**Extrait du document**

L’ONU réagit aux accusations du Maroc sur la partialité de Ban Ki-moon, et les rejette
Les choses vont vite entre Rabat et l’ONU… La semaine dernière, le Secrétaire général Ban Ki-moon était en tournée dans la région du Maghreb, et il a visité Tindouf et Alger. Mardi 8 mars, le Maroc dénonce violemment ce qu’il considère comme étant une position partiale du SG de l’ONU, et le lendemain, ce dernier réagit par la voix de son porte-parole.
Pour Farhan Haq, en effet, « le Secrétaire général estime que lui et les Nations unies sont des partenaires neutres sur ce dossier. M. Ban Ki-moon a fait tout ce qu'il pouvait pour résoudre la situation au Sahara occidental, qui dure depuis un certain temps ». La même source ajoute que « le SG voulait s'assurer que dans la dernière année de son mandat, cette problématique figure vraiment à l'agenda international (car) il s’est déclaré profondément attristé par cette tragédie humanitaire ».

**Détail de la tâche**
D’après l’article sur la réaction de l’ONU aux accusations du Maroc, quels lieux Ban Ki-moon a-t-il visités lors de sa tournée au Maghreb ? Les entrées qui suivent proviennent d’une autre source.

**Extraits de données**

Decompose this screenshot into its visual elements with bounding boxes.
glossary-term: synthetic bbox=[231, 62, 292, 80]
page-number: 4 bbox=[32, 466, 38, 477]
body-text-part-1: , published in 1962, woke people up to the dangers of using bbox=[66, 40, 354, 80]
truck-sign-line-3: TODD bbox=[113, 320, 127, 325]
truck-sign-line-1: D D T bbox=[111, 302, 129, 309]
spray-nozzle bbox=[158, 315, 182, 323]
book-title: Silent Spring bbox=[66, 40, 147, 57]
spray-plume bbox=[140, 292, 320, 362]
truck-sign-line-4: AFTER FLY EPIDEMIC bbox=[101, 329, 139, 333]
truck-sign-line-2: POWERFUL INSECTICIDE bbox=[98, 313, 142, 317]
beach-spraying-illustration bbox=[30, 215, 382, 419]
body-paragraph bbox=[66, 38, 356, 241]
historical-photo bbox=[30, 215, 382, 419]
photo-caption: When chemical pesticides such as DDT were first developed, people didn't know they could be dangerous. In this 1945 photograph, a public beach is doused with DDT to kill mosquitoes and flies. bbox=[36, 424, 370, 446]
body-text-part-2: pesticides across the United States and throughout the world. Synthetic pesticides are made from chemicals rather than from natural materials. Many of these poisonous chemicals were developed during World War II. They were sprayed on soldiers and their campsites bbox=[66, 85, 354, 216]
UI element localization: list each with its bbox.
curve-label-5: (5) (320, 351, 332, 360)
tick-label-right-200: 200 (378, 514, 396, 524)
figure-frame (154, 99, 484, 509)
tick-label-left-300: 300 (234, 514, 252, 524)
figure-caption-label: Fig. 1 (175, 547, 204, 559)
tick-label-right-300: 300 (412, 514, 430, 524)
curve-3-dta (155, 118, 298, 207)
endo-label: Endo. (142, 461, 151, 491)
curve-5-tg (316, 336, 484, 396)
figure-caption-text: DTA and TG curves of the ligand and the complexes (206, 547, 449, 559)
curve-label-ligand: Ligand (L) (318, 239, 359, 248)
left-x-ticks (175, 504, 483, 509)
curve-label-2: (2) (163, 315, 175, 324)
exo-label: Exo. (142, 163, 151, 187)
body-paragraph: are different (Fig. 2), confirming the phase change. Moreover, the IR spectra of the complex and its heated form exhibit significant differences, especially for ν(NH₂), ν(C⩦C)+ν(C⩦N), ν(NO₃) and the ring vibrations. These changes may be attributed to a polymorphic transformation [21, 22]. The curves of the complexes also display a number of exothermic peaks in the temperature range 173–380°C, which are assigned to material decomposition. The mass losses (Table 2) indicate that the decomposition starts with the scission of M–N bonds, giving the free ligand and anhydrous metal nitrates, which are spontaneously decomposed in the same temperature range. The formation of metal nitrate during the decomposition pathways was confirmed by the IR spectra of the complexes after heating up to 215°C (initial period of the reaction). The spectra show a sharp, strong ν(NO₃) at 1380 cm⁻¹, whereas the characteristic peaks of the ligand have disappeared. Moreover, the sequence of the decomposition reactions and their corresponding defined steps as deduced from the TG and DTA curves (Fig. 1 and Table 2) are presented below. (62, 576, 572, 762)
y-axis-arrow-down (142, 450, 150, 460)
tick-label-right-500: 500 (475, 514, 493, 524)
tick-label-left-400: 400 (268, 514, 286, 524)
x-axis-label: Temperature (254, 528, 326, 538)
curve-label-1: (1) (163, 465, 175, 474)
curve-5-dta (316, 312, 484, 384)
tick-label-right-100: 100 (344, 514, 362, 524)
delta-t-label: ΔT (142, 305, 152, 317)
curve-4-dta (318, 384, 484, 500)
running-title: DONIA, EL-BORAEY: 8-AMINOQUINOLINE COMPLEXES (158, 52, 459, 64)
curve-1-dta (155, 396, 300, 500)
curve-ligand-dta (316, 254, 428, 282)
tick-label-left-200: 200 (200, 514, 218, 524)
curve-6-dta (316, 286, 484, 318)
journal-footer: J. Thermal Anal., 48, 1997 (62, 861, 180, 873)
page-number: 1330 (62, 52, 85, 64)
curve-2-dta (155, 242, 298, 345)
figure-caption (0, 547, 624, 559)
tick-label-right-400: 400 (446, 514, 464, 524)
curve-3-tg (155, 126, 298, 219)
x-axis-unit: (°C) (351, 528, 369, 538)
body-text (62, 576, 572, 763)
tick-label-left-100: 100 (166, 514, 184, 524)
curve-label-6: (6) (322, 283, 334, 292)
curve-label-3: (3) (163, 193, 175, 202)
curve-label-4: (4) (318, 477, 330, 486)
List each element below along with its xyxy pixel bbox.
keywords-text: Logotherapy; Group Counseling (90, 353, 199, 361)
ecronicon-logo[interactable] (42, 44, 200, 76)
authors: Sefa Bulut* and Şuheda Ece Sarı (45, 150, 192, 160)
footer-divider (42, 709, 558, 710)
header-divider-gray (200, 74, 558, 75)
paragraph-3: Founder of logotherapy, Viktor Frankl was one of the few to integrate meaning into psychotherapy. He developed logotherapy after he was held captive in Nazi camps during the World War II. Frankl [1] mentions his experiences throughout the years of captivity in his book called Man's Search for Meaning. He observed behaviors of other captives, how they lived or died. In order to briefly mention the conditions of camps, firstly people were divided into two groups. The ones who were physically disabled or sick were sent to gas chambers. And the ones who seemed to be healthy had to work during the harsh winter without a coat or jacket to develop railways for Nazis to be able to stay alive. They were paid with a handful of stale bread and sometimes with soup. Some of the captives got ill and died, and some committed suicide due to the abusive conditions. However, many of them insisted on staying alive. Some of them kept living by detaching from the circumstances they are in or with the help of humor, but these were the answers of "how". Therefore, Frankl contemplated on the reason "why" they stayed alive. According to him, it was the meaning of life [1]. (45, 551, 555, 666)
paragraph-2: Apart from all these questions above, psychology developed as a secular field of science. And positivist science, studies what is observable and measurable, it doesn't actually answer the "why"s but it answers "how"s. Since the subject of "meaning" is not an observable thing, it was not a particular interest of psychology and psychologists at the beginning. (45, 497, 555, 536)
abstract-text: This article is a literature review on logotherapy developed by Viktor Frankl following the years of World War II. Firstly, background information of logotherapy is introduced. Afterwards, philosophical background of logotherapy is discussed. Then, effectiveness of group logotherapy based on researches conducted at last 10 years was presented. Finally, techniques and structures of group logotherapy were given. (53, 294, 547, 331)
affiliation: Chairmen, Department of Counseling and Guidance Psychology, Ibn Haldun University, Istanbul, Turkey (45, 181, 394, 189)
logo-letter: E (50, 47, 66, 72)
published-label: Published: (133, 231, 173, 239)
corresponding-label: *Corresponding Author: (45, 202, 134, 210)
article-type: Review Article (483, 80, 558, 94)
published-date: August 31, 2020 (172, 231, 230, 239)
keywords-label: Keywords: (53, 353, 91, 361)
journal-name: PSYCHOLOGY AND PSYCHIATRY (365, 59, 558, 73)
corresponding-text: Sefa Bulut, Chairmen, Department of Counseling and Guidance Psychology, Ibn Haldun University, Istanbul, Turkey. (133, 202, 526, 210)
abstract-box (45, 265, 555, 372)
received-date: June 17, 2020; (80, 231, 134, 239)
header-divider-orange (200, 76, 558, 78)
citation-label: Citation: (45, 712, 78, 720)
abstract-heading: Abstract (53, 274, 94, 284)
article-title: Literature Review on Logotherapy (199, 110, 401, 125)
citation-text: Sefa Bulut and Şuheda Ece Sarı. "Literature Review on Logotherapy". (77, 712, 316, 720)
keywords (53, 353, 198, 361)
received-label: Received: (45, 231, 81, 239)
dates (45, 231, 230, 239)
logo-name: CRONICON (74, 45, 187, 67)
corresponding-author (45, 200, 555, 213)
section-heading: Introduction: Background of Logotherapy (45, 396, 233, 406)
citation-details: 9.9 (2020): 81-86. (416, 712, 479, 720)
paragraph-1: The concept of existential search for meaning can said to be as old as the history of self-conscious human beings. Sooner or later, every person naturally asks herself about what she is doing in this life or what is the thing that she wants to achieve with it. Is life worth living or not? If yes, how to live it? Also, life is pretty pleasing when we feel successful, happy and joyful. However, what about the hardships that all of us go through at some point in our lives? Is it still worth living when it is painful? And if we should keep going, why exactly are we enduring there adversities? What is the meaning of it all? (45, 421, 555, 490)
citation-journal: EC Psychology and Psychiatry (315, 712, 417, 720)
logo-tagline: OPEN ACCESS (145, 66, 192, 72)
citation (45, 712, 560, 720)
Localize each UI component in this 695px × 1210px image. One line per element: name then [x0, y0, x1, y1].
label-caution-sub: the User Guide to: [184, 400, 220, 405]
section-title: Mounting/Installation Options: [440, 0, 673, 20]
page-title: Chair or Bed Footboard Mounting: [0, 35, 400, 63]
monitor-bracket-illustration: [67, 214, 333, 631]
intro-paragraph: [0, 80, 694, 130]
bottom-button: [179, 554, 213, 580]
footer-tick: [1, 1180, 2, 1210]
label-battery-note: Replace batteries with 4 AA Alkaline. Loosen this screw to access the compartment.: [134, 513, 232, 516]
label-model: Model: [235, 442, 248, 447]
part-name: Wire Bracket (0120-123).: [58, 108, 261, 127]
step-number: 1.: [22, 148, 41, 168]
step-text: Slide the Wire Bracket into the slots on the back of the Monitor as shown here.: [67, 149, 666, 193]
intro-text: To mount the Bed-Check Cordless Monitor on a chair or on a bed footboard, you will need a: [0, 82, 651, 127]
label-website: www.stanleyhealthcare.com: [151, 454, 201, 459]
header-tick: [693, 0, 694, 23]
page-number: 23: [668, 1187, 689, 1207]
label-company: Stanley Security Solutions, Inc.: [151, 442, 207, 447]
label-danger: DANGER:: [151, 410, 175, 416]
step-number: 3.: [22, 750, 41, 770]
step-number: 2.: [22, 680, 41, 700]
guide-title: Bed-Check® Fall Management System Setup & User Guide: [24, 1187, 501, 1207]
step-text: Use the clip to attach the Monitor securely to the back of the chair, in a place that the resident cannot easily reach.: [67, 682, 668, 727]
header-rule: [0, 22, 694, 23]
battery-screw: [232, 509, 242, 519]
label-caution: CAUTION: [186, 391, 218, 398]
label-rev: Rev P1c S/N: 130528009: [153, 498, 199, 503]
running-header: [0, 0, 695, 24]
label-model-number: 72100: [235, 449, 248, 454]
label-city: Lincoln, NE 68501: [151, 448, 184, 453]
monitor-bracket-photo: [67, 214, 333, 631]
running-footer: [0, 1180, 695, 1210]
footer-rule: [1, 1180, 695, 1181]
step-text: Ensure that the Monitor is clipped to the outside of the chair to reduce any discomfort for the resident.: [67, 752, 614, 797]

**Résultat de l’exercice**
Tindouf et Alger.